Aim. For the entries that follow, tally the lines holding the string "text". Give the total and nothing else.

Information shown.
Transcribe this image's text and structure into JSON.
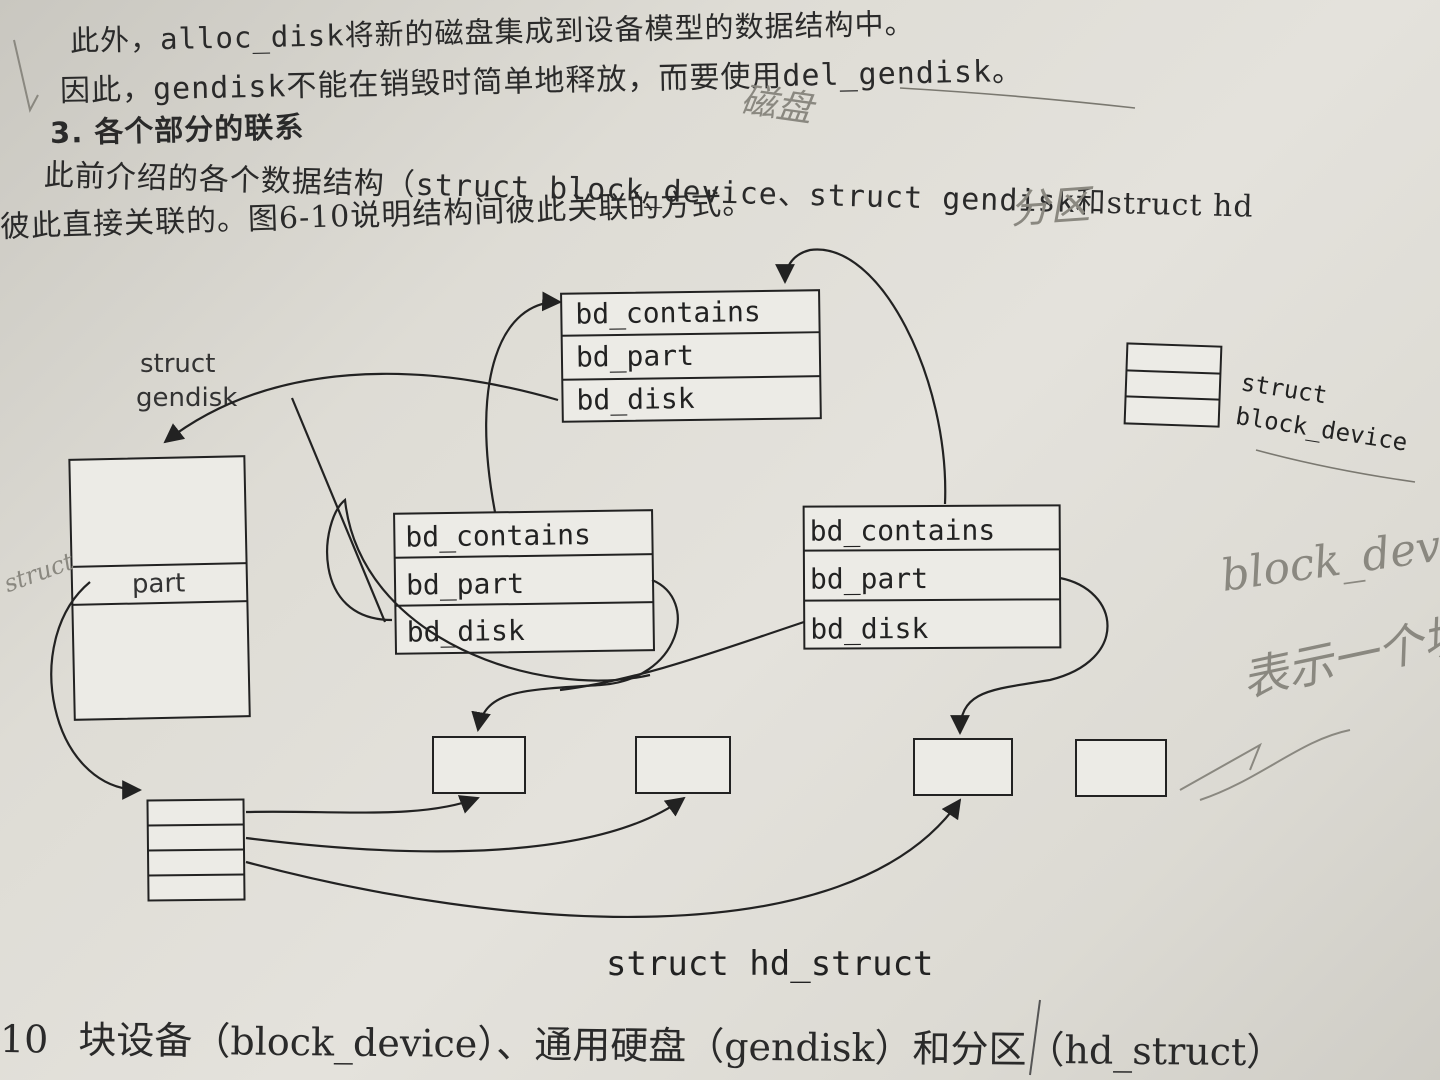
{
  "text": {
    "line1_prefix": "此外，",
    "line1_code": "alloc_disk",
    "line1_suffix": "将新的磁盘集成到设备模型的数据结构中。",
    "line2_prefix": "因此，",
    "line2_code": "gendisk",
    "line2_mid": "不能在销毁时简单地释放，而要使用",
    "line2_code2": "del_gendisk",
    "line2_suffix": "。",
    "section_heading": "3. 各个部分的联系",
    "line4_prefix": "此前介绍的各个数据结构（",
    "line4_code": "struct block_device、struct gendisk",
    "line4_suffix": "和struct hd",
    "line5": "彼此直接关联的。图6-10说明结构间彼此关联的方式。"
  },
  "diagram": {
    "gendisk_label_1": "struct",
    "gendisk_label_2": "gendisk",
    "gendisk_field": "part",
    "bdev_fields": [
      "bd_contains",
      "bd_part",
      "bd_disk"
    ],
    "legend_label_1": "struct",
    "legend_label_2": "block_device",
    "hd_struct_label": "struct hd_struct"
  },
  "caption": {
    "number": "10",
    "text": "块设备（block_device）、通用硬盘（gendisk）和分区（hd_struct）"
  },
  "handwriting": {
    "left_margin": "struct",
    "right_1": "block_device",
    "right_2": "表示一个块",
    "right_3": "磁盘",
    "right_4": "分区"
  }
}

Answer. 3